§ What this task involves: What follows is a set of records; restate each one word for word and drop the pictures.

Collection entries:

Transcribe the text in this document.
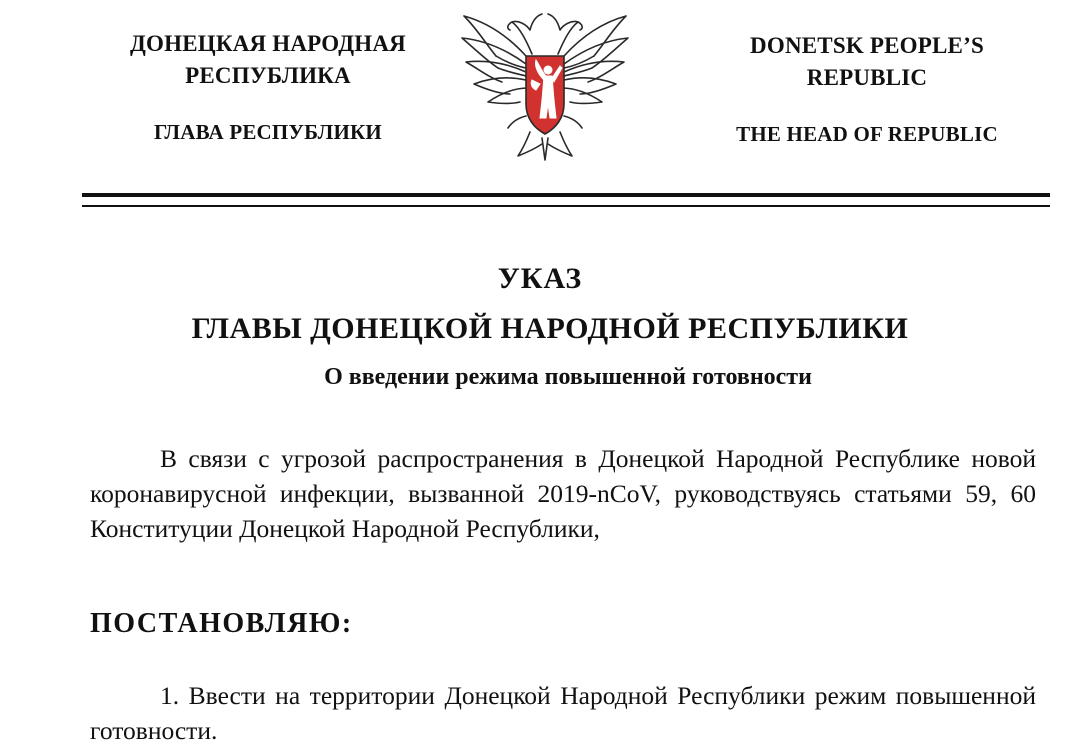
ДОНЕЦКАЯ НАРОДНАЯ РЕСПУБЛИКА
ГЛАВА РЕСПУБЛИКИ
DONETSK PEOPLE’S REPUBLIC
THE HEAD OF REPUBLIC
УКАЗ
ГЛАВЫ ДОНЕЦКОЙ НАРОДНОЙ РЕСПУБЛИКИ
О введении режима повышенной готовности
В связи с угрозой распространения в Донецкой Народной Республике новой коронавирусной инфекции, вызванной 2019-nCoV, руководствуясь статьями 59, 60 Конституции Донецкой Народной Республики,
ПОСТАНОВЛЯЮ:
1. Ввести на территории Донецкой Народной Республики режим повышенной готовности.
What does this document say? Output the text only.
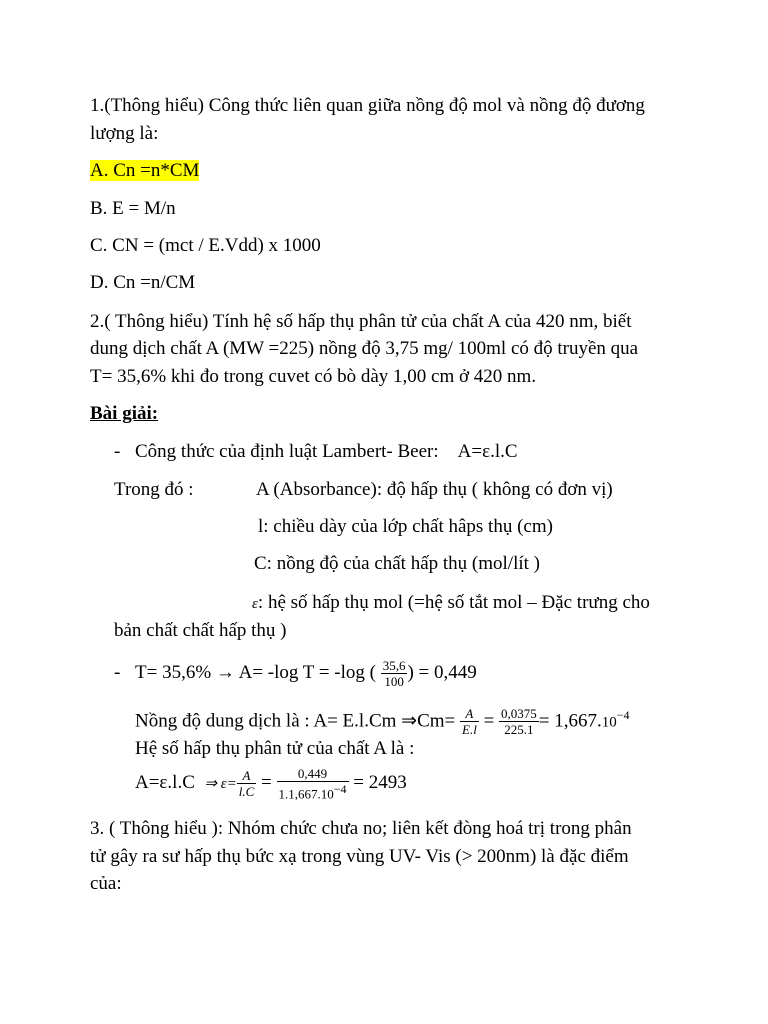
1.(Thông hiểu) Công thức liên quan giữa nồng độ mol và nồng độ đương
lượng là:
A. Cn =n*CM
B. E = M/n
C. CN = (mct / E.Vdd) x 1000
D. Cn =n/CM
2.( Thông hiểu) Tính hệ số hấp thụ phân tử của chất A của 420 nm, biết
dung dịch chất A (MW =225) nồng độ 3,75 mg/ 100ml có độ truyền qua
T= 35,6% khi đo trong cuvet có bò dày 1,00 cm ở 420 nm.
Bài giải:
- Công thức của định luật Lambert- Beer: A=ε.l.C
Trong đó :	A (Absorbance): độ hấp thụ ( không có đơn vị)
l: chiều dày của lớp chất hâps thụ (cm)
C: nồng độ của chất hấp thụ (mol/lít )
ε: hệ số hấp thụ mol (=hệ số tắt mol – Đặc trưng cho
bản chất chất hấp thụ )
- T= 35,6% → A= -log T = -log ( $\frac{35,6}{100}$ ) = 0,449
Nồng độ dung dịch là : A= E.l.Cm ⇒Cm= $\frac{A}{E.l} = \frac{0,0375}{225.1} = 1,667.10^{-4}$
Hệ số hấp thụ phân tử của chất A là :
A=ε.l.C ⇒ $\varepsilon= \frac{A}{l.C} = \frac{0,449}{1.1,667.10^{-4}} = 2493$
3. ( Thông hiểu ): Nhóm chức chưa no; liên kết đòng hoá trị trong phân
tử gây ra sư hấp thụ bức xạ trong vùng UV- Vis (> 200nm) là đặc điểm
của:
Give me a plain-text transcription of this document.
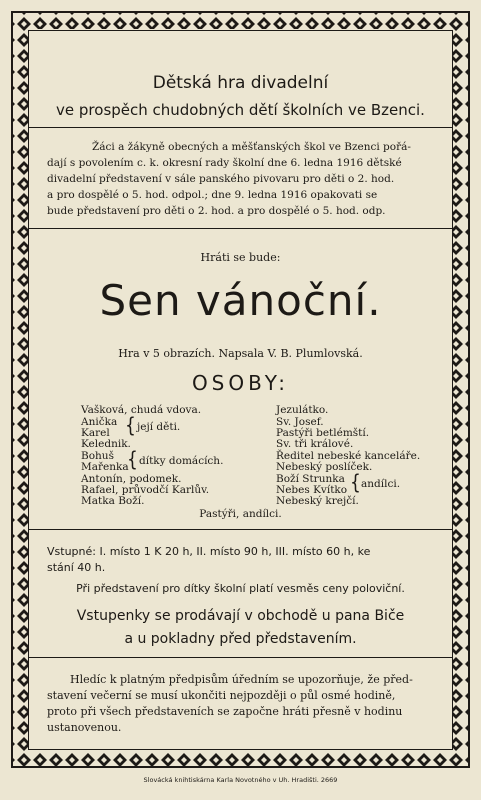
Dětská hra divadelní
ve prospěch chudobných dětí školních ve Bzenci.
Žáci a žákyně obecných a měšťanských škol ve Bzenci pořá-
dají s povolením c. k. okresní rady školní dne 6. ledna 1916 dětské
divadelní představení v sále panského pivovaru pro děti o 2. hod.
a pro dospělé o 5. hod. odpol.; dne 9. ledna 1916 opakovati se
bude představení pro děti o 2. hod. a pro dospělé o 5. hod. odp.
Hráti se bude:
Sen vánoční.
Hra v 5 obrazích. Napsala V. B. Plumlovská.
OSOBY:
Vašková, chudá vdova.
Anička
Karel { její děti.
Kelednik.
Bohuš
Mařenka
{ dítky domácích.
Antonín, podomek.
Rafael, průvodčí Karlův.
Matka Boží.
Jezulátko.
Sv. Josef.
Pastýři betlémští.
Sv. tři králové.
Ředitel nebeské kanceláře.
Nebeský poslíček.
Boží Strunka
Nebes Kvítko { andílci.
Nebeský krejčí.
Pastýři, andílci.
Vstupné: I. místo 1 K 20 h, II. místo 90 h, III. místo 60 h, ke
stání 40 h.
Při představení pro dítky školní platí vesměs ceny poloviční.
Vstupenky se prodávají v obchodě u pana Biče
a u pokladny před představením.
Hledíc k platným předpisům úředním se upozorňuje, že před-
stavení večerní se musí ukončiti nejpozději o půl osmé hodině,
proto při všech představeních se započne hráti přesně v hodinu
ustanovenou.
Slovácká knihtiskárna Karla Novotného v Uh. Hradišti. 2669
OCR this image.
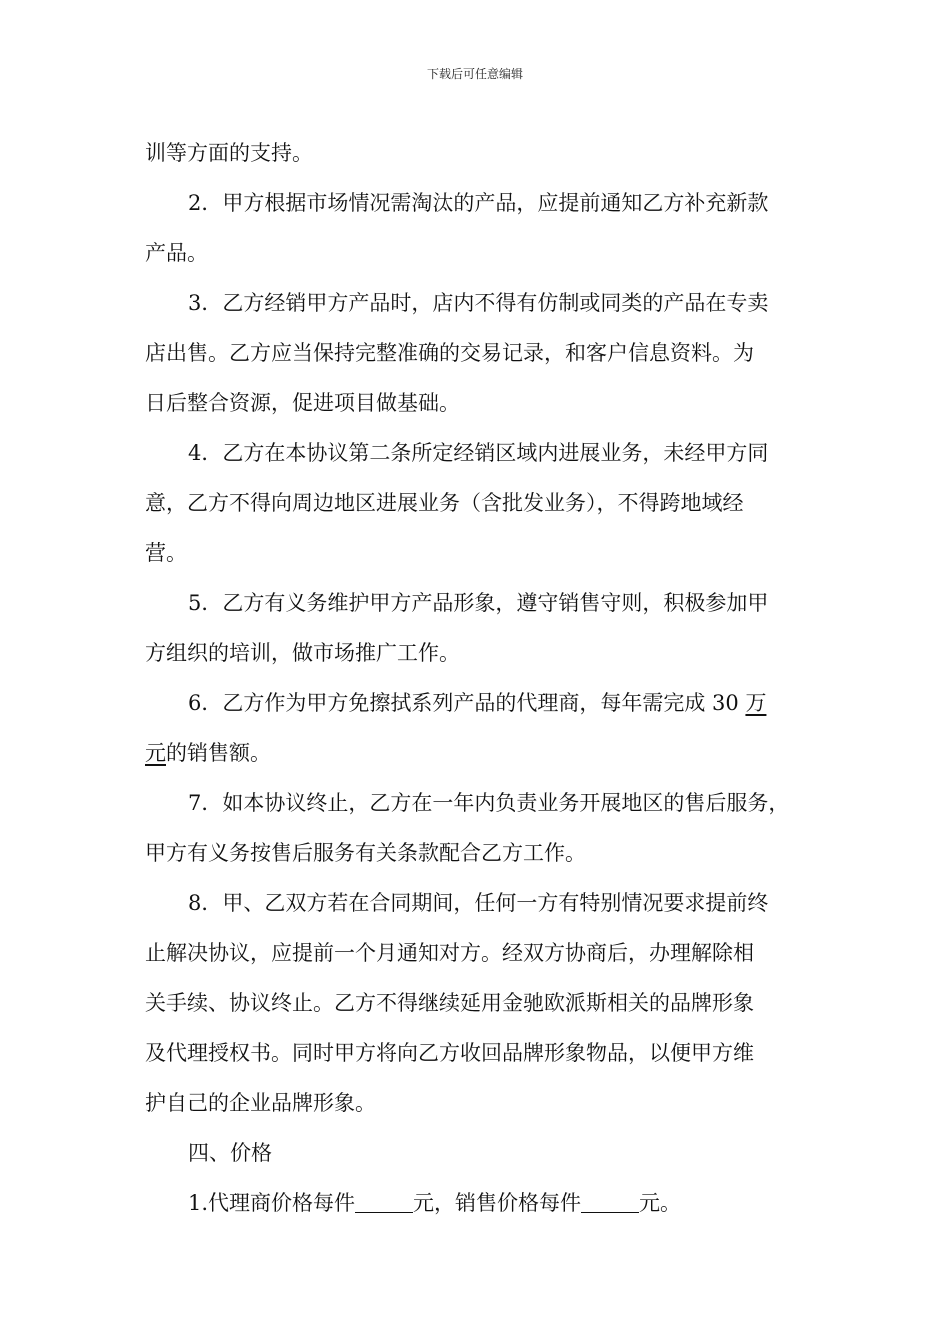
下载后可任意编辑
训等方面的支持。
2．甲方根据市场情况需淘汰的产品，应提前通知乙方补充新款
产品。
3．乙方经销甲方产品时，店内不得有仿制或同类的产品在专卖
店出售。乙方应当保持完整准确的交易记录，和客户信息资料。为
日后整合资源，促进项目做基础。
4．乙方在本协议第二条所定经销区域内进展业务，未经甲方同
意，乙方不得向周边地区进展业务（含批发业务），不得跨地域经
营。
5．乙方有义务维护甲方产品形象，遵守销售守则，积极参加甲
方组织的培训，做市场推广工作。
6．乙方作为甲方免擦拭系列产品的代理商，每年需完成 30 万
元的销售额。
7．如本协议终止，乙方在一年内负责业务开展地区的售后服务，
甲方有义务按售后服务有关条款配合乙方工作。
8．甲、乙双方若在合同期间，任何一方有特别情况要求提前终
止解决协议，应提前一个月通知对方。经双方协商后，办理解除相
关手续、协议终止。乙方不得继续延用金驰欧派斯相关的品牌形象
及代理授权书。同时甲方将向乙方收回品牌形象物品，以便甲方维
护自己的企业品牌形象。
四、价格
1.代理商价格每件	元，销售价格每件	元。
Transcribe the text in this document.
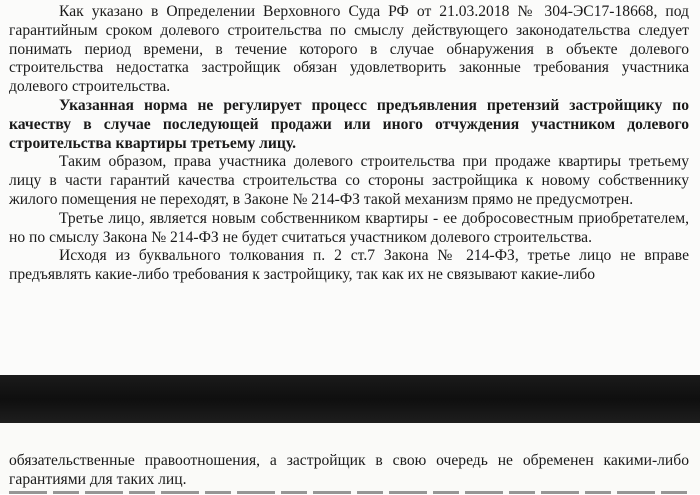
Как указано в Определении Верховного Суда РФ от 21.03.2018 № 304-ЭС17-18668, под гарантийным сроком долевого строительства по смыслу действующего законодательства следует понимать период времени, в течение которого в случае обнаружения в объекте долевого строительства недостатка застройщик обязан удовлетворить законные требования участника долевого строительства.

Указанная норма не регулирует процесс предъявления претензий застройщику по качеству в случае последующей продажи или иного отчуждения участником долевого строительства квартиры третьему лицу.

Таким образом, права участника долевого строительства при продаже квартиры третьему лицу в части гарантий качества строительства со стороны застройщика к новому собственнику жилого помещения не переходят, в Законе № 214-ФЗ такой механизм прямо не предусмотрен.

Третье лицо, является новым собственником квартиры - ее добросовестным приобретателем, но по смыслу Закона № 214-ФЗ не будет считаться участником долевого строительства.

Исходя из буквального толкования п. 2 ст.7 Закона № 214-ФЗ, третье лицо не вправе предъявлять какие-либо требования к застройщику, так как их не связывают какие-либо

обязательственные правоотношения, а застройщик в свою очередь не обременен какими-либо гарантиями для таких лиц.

§ Right answer:
Transcribe the text in this document.
ДОНЕЦКАЯ НАРОДНАЯ РЕСПУБЛИКА
ГЛАВА РЕСПУБЛИКИ
DONETSK PEOPLE’S REPUBLIC
THE HEAD OF REPUBLIC
УКАЗ
ГЛАВЫ ДОНЕЦКОЙ НАРОДНОЙ РЕСПУБЛИКИ
О введении режима повышенной готовности
В связи с угрозой распространения в Донецкой Народной Республике новой коронавирусной инфекции, вызванной 2019-nCoV, руководствуясь статьями 59, 60 Конституции Донецкой Народной Республики,
ПОСТАНОВЛЯЮ:
1. Ввести на территории Донецкой Народной Республики режим повышенной готовности.
What does this document say? Output the text only.
1.(Thông hiểu) Công thức liên quan giữa nồng độ mol và nồng độ đương
lượng là:
A. Cn =n*CM
B. E = M/n
C. CN = (mct / E.Vdd) x 1000
D. Cn =n/CM
2.( Thông hiểu) Tính hệ số hấp thụ phân tử của chất A của 420 nm, biết
dung dịch chất A (MW =225) nồng độ 3,75 mg/ 100ml có độ truyền qua
T= 35,6% khi đo trong cuvet có bò dày 1,00 cm ở 420 nm.
Bài giải:
- Công thức của định luật Lambert- Beer: A=ε.l.C
Trong đó :	A (Absorbance): độ hấp thụ ( không có đơn vị)
l: chiều dày của lớp chất hâps thụ (cm)
C: nồng độ của chất hấp thụ (mol/lít )
ε: hệ số hấp thụ mol (=hệ số tắt mol – Đặc trưng cho
bản chất chất hấp thụ )
- T= 35,6% → A= -log T = -log ( $\frac{35,6}{100}$ ) = 0,449
Nồng độ dung dịch là : A= E.l.Cm ⇒Cm= $\frac{A}{E.l} = \frac{0,0375}{225.1} = 1,667.10^{-4}$
Hệ số hấp thụ phân tử của chất A là :
A=ε.l.C ⇒ $\varepsilon= \frac{A}{l.C} = \frac{0,449}{1.1,667.10^{-4}} = 2493$
3. ( Thông hiểu ): Nhóm chức chưa no; liên kết đòng hoá trị trong phân
tử gây ra sư hấp thụ bức xạ trong vùng UV- Vis (> 200nm) là đặc điểm
của:
Give me a plain-text transcription of this document.
Dětská hra divadelní
ve prospěch chudobných dětí školních ve Bzenci.
Žáci a žákyně obecných a měšťanských škol ve Bzenci pořá-
dají s povolením c. k. okresní rady školní dne 6. ledna 1916 dětské
divadelní představení v sále panského pivovaru pro děti o 2. hod.
a pro dospělé o 5. hod. odpol.; dne 9. ledna 1916 opakovati se
bude představení pro děti o 2. hod. a pro dospělé o 5. hod. odp.
Hráti se bude:
Sen vánoční.
Hra v 5 obrazích. Napsala V. B. Plumlovská.
OSOBY:
Vašková, chudá vdova.
Anička
Karel { její děti.
Kelednik.
Bohuš
Mařenka
{ dítky domácích.
Antonín, podomek.
Rafael, průvodčí Karlův.
Matka Boží.
Jezulátko.
Sv. Josef.
Pastýři betlémští.
Sv. tři králové.
Ředitel nebeské kanceláře.
Nebeský poslíček.
Boží Strunka
Nebes Kvítko { andílci.
Nebeský krejčí.
Pastýři, andílci.
Vstupné: I. místo 1 K 20 h, II. místo 90 h, III. místo 60 h, ke
stání 40 h.
Při představení pro dítky školní platí vesměs ceny poloviční.
Vstupenky se prodávají v obchodě u pana Biče
a u pokladny před představením.
Hledíc k platným předpisům úředním se upozorňuje, že před-
stavení večerní se musí ukončiti nejpozději o půl osmé hodině,
proto při všech představeních se započne hráti přesně v hodinu
ustanovenou.
Slovácká knihtiskárna Karla Novotného v Uh. Hradišti. 2669
OCR this image.
下载后可任意编辑
训等方面的支持。
2．甲方根据市场情况需淘汰的产品，应提前通知乙方补充新款
产品。
3．乙方经销甲方产品时，店内不得有仿制或同类的产品在专卖
店出售。乙方应当保持完整准确的交易记录，和客户信息资料。为
日后整合资源，促进项目做基础。
4．乙方在本协议第二条所定经销区域内进展业务，未经甲方同
意，乙方不得向周边地区进展业务（含批发业务），不得跨地域经
营。
5．乙方有义务维护甲方产品形象，遵守销售守则，积极参加甲
方组织的培训，做市场推广工作。
6．乙方作为甲方免擦拭系列产品的代理商，每年需完成 30 万
元的销售额。
7．如本协议终止，乙方在一年内负责业务开展地区的售后服务，
甲方有义务按售后服务有关条款配合乙方工作。
8．甲、乙双方若在合同期间，任何一方有特别情况要求提前终
止解决协议，应提前一个月通知对方。经双方协商后，办理解除相
关手续、协议终止。乙方不得继续延用金驰欧派斯相关的品牌形象
及代理授权书。同时甲方将向乙方收回品牌形象物品，以便甲方维
护自己的企业品牌形象。
四、价格
1.代理商价格每件	元，销售价格每件	元。
Transcribe the text in this document.
Как указано в Определении Верховного Суда РФ от 21.03.2018 № 304-ЭС17-18668, под гарантийным сроком долевого строительства по смыслу действующего законодательства следует понимать период времени, в течение которого в случае обнаружения в объекте долевого строительства недостатка застройщик обязан удовлетворить законные требования участника долевого строительства.

Указанная норма не регулирует процесс предъявления претензий застройщику по качеству в случае последующей продажи или иного отчуждения участником долевого строительства квартиры третьему лицу.

Таким образом, права участника долевого строительства при продаже квартиры третьему лицу в части гарантий качества строительства со стороны застройщика к новому собственнику жилого помещения не переходят, в Законе № 214-ФЗ такой механизм прямо не предусмотрен.

Третье лицо, является новым собственником квартиры - ее добросовестным приобретателем, но по смыслу Закона № 214-ФЗ не будет считаться участником долевого строительства.

Исходя из буквального толкования п. 2 ст.7 Закона № 214-ФЗ, третье лицо не вправе предъявлять какие-либо требования к застройщику, так как их не связывают какие-либо

обязательственные правоотношения, а застройщик в свою очередь не обременен какими-либо гарантиями для таких лиц.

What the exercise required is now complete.